---------- DATA ROWS ----------
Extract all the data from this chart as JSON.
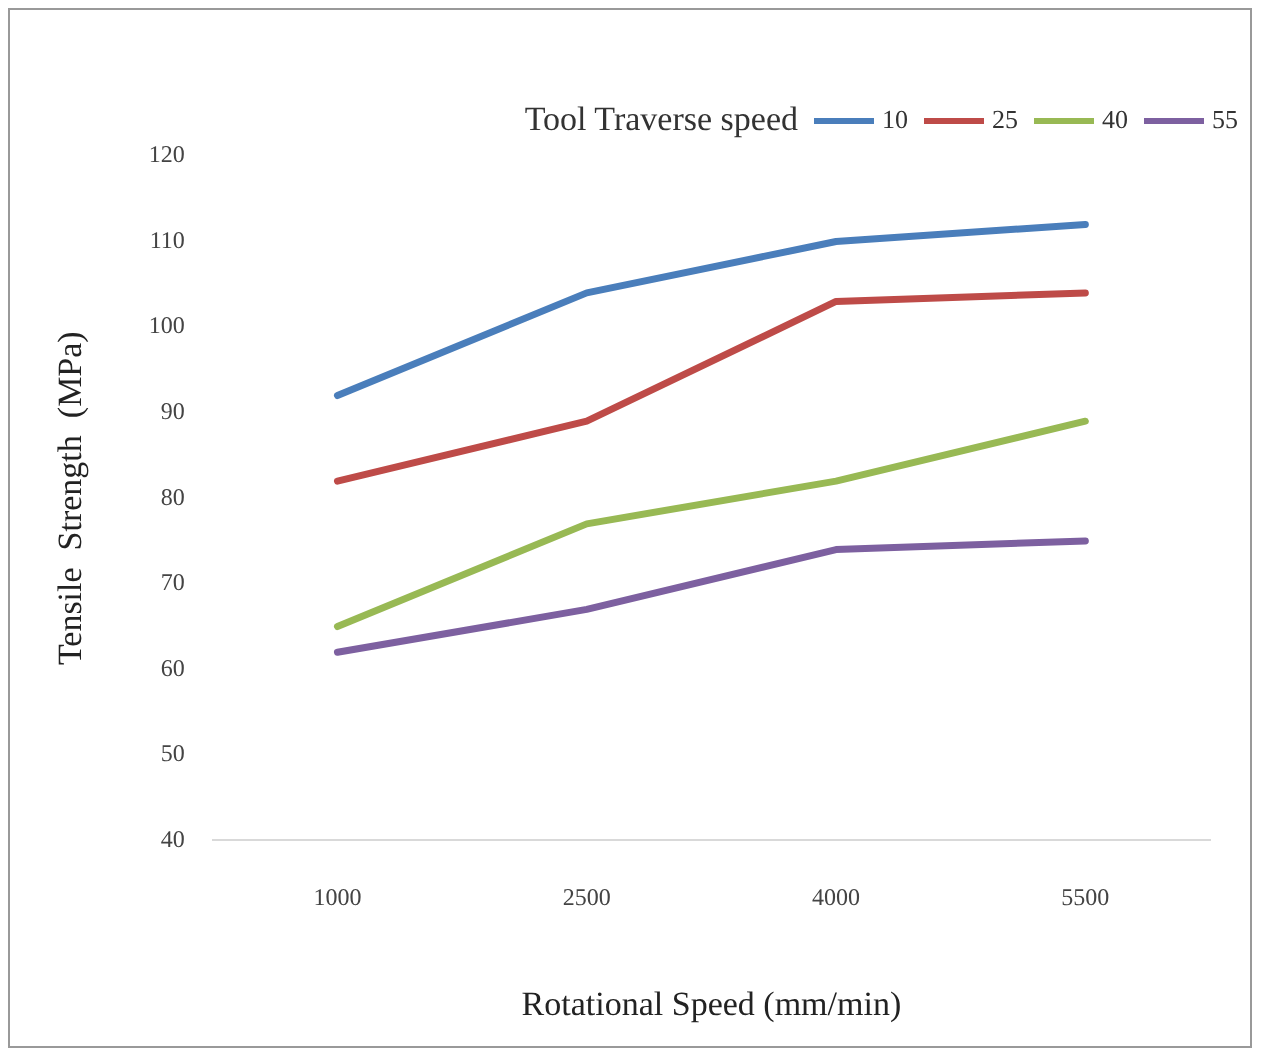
{
  "chart_data": {
    "type": "line",
    "xlabel": "Rotational Speed (mm/min)",
    "ylabel": "Tensile  Strength  (MPa)",
    "legend_title": "Tool Traverse speed",
    "legend": "top right",
    "grid": false,
    "marker": "none",
    "line_style": "solid",
    "categories": [
      "1000",
      "2500",
      "4000",
      "5500"
    ],
    "ylim": [
      40,
      120
    ],
    "yticks": [
      40,
      50,
      60,
      70,
      80,
      90,
      100,
      110,
      120
    ],
    "series": [
      {
        "name": "10",
        "color": "#4a7ebb",
        "values": [
          92,
          104,
          110,
          112
        ]
      },
      {
        "name": "25",
        "color": "#be4b48",
        "values": [
          82,
          89,
          103,
          104
        ]
      },
      {
        "name": "40",
        "color": "#98b954",
        "values": [
          65,
          77,
          82,
          89
        ]
      },
      {
        "name": "55",
        "color": "#7d60a0",
        "values": [
          62,
          67,
          74,
          75
        ]
      }
    ]
  }
}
----------
■ PROBLEM TO WORK ON:
Reproduce the entries above exactly. Do not include the images.

■ FINISHED ANSWER:
Extract all the data from this chart as JSON.
{
  "chart_data": {
    "type": "line",
    "xlabel": "Rotational Speed (mm/min)",
    "ylabel": "Tensile  Strength  (MPa)",
    "legend_title": "Tool Traverse speed",
    "legend": "top right",
    "grid": false,
    "marker": "none",
    "line_style": "solid",
    "categories": [
      "1000",
      "2500",
      "4000",
      "5500"
    ],
    "ylim": [
      40,
      120
    ],
    "yticks": [
      40,
      50,
      60,
      70,
      80,
      90,
      100,
      110,
      120
    ],
    "series": [
      {
        "name": "10",
        "color": "#4a7ebb",
        "values": [
          92,
          104,
          110,
          112
        ]
      },
      {
        "name": "25",
        "color": "#be4b48",
        "values": [
          82,
          89,
          103,
          104
        ]
      },
      {
        "name": "40",
        "color": "#98b954",
        "values": [
          65,
          77,
          82,
          89
        ]
      },
      {
        "name": "55",
        "color": "#7d60a0",
        "values": [
          62,
          67,
          74,
          75
        ]
      }
    ]
  }
}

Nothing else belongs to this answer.